Dataset records:

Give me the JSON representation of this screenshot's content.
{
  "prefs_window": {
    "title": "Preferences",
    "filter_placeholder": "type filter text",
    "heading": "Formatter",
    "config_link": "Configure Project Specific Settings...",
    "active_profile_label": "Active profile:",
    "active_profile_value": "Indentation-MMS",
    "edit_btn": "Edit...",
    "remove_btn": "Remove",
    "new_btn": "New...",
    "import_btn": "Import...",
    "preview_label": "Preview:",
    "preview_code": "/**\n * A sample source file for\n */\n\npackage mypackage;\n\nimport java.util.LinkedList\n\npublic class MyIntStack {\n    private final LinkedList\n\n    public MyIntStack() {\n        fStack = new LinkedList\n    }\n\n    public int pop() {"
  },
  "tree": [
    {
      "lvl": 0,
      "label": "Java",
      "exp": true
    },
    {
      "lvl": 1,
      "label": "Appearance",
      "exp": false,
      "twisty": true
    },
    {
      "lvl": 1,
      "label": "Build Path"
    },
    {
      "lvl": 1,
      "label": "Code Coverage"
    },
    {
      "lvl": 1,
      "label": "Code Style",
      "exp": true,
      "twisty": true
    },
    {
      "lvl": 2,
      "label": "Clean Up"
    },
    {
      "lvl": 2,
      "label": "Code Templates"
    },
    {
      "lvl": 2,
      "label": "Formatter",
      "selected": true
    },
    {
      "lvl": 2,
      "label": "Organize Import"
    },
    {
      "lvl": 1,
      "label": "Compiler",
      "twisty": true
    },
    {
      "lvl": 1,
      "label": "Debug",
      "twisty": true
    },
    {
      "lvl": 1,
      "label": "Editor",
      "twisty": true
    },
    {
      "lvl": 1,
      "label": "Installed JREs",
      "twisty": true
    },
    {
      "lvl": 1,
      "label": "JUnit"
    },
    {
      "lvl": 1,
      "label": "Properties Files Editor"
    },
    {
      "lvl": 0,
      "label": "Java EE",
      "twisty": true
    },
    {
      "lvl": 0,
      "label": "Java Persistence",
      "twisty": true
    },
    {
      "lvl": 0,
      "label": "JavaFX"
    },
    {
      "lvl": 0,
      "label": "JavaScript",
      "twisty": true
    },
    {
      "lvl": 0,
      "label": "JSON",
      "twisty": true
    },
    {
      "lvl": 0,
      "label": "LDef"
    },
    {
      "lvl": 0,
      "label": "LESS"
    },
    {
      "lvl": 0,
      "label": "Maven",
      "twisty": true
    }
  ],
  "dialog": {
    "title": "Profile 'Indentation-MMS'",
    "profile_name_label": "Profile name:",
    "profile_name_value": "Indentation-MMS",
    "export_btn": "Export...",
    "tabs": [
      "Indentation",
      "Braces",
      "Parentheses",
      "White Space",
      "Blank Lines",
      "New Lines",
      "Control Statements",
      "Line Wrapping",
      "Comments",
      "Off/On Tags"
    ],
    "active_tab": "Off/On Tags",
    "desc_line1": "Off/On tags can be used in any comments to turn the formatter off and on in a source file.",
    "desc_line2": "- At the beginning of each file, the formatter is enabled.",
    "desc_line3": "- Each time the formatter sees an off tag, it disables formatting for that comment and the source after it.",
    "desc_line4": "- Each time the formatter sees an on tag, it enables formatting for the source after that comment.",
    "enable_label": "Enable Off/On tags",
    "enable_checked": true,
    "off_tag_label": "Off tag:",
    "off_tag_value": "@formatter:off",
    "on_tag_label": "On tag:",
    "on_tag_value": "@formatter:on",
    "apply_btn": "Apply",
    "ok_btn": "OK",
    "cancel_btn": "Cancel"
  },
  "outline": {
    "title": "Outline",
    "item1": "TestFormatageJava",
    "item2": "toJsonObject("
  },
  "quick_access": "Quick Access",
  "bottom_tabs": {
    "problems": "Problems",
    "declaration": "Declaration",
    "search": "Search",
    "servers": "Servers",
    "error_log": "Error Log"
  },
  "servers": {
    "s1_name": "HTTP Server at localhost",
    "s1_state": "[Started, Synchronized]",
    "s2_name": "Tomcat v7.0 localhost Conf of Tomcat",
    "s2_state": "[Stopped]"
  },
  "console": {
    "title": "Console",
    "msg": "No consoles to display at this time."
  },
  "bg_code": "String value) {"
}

• Instruction:
Reproduce the listing above verbatim, from first line to last.

• Solution:
Give me the JSON representation of this screenshot's content.
{
  "prefs_window": {
    "title": "Preferences",
    "filter_placeholder": "type filter text",
    "heading": "Formatter",
    "config_link": "Configure Project Specific Settings...",
    "active_profile_label": "Active profile:",
    "active_profile_value": "Indentation-MMS",
    "edit_btn": "Edit...",
    "remove_btn": "Remove",
    "new_btn": "New...",
    "import_btn": "Import...",
    "preview_label": "Preview:",
    "preview_code": "/**\n * A sample source file for\n */\n\npackage mypackage;\n\nimport java.util.LinkedList\n\npublic class MyIntStack {\n    private final LinkedList\n\n    public MyIntStack() {\n        fStack = new LinkedList\n    }\n\n    public int pop() {"
  },
  "tree": [
    {
      "lvl": 0,
      "label": "Java",
      "exp": true
    },
    {
      "lvl": 1,
      "label": "Appearance",
      "exp": false,
      "twisty": true
    },
    {
      "lvl": 1,
      "label": "Build Path"
    },
    {
      "lvl": 1,
      "label": "Code Coverage"
    },
    {
      "lvl": 1,
      "label": "Code Style",
      "exp": true,
      "twisty": true
    },
    {
      "lvl": 2,
      "label": "Clean Up"
    },
    {
      "lvl": 2,
      "label": "Code Templates"
    },
    {
      "lvl": 2,
      "label": "Formatter",
      "selected": true
    },
    {
      "lvl": 2,
      "label": "Organize Import"
    },
    {
      "lvl": 1,
      "label": "Compiler",
      "twisty": true
    },
    {
      "lvl": 1,
      "label": "Debug",
      "twisty": true
    },
    {
      "lvl": 1,
      "label": "Editor",
      "twisty": true
    },
    {
      "lvl": 1,
      "label": "Installed JREs",
      "twisty": true
    },
    {
      "lvl": 1,
      "label": "JUnit"
    },
    {
      "lvl": 1,
      "label": "Properties Files Editor"
    },
    {
      "lvl": 0,
      "label": "Java EE",
      "twisty": true
    },
    {
      "lvl": 0,
      "label": "Java Persistence",
      "twisty": true
    },
    {
      "lvl": 0,
      "label": "JavaFX"
    },
    {
      "lvl": 0,
      "label": "JavaScript",
      "twisty": true
    },
    {
      "lvl": 0,
      "label": "JSON",
      "twisty": true
    },
    {
      "lvl": 0,
      "label": "LDef"
    },
    {
      "lvl": 0,
      "label": "LESS"
    },
    {
      "lvl": 0,
      "label": "Maven",
      "twisty": true
    }
  ],
  "dialog": {
    "title": "Profile 'Indentation-MMS'",
    "profile_name_label": "Profile name:",
    "profile_name_value": "Indentation-MMS",
    "export_btn": "Export...",
    "tabs": [
      "Indentation",
      "Braces",
      "Parentheses",
      "White Space",
      "Blank Lines",
      "New Lines",
      "Control Statements",
      "Line Wrapping",
      "Comments",
      "Off/On Tags"
    ],
    "active_tab": "Off/On Tags",
    "desc_line1": "Off/On tags can be used in any comments to turn the formatter off and on in a source file.",
    "desc_line2": "- At the beginning of each file, the formatter is enabled.",
    "desc_line3": "- Each time the formatter sees an off tag, it disables formatting for that comment and the source after it.",
    "desc_line4": "- Each time the formatter sees an on tag, it enables formatting for the source after that comment.",
    "enable_label": "Enable Off/On tags",
    "enable_checked": true,
    "off_tag_label": "Off tag:",
    "off_tag_value": "@formatter:off",
    "on_tag_label": "On tag:",
    "on_tag_value": "@formatter:on",
    "apply_btn": "Apply",
    "ok_btn": "OK",
    "cancel_btn": "Cancel"
  },
  "outline": {
    "title": "Outline",
    "item1": "TestFormatageJava",
    "item2": "toJsonObject("
  },
  "quick_access": "Quick Access",
  "bottom_tabs": {
    "problems": "Problems",
    "declaration": "Declaration",
    "search": "Search",
    "servers": "Servers",
    "error_log": "Error Log"
  },
  "servers": {
    "s1_name": "HTTP Server at localhost",
    "s1_state": "[Started, Synchronized]",
    "s2_name": "Tomcat v7.0 localhost Conf of Tomcat",
    "s2_state": "[Stopped]"
  },
  "console": {
    "title": "Console",
    "msg": "No consoles to display at this time."
  },
  "bg_code": "String value) {"
}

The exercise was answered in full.